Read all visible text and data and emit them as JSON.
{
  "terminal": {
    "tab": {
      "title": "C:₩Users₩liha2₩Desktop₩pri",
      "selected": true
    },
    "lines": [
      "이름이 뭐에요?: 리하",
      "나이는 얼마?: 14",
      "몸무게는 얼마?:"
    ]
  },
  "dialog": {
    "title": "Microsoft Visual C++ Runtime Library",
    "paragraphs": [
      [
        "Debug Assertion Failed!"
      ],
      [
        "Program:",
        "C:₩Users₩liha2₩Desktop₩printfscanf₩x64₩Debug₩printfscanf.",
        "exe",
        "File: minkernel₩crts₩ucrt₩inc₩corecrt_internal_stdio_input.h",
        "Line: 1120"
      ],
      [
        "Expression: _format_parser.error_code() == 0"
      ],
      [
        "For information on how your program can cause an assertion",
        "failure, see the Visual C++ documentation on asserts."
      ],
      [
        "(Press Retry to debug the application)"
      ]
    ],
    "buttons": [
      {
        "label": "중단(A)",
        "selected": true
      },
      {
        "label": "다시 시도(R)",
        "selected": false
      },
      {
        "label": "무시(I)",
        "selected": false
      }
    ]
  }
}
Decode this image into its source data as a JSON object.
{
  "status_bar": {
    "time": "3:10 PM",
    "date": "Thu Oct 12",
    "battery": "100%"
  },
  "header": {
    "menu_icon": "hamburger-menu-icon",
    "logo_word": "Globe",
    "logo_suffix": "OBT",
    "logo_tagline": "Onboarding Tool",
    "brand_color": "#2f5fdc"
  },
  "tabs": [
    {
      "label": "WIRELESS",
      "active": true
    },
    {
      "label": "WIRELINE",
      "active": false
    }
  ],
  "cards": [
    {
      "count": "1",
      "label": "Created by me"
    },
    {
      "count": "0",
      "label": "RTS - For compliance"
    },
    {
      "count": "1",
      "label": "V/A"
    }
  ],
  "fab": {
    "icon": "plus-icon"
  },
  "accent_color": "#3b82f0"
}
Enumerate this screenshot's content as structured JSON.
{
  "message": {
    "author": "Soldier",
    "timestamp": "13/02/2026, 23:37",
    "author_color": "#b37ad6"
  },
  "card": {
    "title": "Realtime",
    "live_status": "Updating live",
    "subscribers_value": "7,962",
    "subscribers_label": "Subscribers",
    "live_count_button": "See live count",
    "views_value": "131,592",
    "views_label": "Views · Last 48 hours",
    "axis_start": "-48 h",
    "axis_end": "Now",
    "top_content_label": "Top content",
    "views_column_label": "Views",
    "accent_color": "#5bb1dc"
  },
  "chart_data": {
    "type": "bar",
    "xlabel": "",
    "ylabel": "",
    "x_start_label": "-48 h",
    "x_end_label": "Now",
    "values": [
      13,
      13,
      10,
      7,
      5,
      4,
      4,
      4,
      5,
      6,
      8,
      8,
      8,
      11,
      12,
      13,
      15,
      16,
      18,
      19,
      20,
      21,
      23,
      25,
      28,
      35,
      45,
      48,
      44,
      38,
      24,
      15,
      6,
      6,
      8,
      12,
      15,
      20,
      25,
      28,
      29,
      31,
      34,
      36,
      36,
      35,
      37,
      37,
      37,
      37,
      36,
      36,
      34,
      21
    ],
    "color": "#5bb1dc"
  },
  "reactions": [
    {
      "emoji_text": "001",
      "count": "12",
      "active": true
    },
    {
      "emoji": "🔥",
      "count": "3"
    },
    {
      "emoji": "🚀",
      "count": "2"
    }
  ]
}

┄┄┄┄┄┄

SET PROBLEM. Output all of the data again, exactly.

RESULT OF THE EXERCISE.
Read all visible text and data and emit them as JSON.
{
  "terminal": {
    "tab": {
      "title": "C:₩Users₩liha2₩Desktop₩pri",
      "selected": true
    },
    "lines": [
      "이름이 뭐에요?: 리하",
      "나이는 얼마?: 14",
      "몸무게는 얼마?:"
    ]
  },
  "dialog": {
    "title": "Microsoft Visual C++ Runtime Library",
    "paragraphs": [
      [
        "Debug Assertion Failed!"
      ],
      [
        "Program:",
        "C:₩Users₩liha2₩Desktop₩printfscanf₩x64₩Debug₩printfscanf.",
        "exe",
        "File: minkernel₩crts₩ucrt₩inc₩corecrt_internal_stdio_input.h",
        "Line: 1120"
      ],
      [
        "Expression: _format_parser.error_code() == 0"
      ],
      [
        "For information on how your program can cause an assertion",
        "failure, see the Visual C++ documentation on asserts."
      ],
      [
        "(Press Retry to debug the application)"
      ]
    ],
    "buttons": [
      {
        "label": "중단(A)",
        "selected": true
      },
      {
        "label": "다시 시도(R)",
        "selected": false
      },
      {
        "label": "무시(I)",
        "selected": false
      }
    ]
  }
}
Decode this image into its source data as a JSON object.
{
  "status_bar": {
    "time": "3:10 PM",
    "date": "Thu Oct 12",
    "battery": "100%"
  },
  "header": {
    "menu_icon": "hamburger-menu-icon",
    "logo_word": "Globe",
    "logo_suffix": "OBT",
    "logo_tagline": "Onboarding Tool",
    "brand_color": "#2f5fdc"
  },
  "tabs": [
    {
      "label": "WIRELESS",
      "active": true
    },
    {
      "label": "WIRELINE",
      "active": false
    }
  ],
  "cards": [
    {
      "count": "1",
      "label": "Created by me"
    },
    {
      "count": "0",
      "label": "RTS - For compliance"
    },
    {
      "count": "1",
      "label": "V/A"
    }
  ],
  "fab": {
    "icon": "plus-icon"
  },
  "accent_color": "#3b82f0"
}
Enumerate this screenshot's content as structured JSON.
{
  "message": {
    "author": "Soldier",
    "timestamp": "13/02/2026, 23:37",
    "author_color": "#b37ad6"
  },
  "card": {
    "title": "Realtime",
    "live_status": "Updating live",
    "subscribers_value": "7,962",
    "subscribers_label": "Subscribers",
    "live_count_button": "See live count",
    "views_value": "131,592",
    "views_label": "Views · Last 48 hours",
    "axis_start": "-48 h",
    "axis_end": "Now",
    "top_content_label": "Top content",
    "views_column_label": "Views",
    "accent_color": "#5bb1dc"
  },
  "chart_data": {
    "type": "bar",
    "xlabel": "",
    "ylabel": "",
    "x_start_label": "-48 h",
    "x_end_label": "Now",
    "values": [
      13,
      13,
      10,
      7,
      5,
      4,
      4,
      4,
      5,
      6,
      8,
      8,
      8,
      11,
      12,
      13,
      15,
      16,
      18,
      19,
      20,
      21,
      23,
      25,
      28,
      35,
      45,
      48,
      44,
      38,
      24,
      15,
      6,
      6,
      8,
      12,
      15,
      20,
      25,
      28,
      29,
      31,
      34,
      36,
      36,
      35,
      37,
      37,
      37,
      37,
      36,
      36,
      34,
      21
    ],
    "color": "#5bb1dc"
  },
  "reactions": [
    {
      "emoji_text": "001",
      "count": "12",
      "active": true
    },
    {
      "emoji": "🔥",
      "count": "3"
    },
    {
      "emoji": "🚀",
      "count": "2"
    }
  ]
}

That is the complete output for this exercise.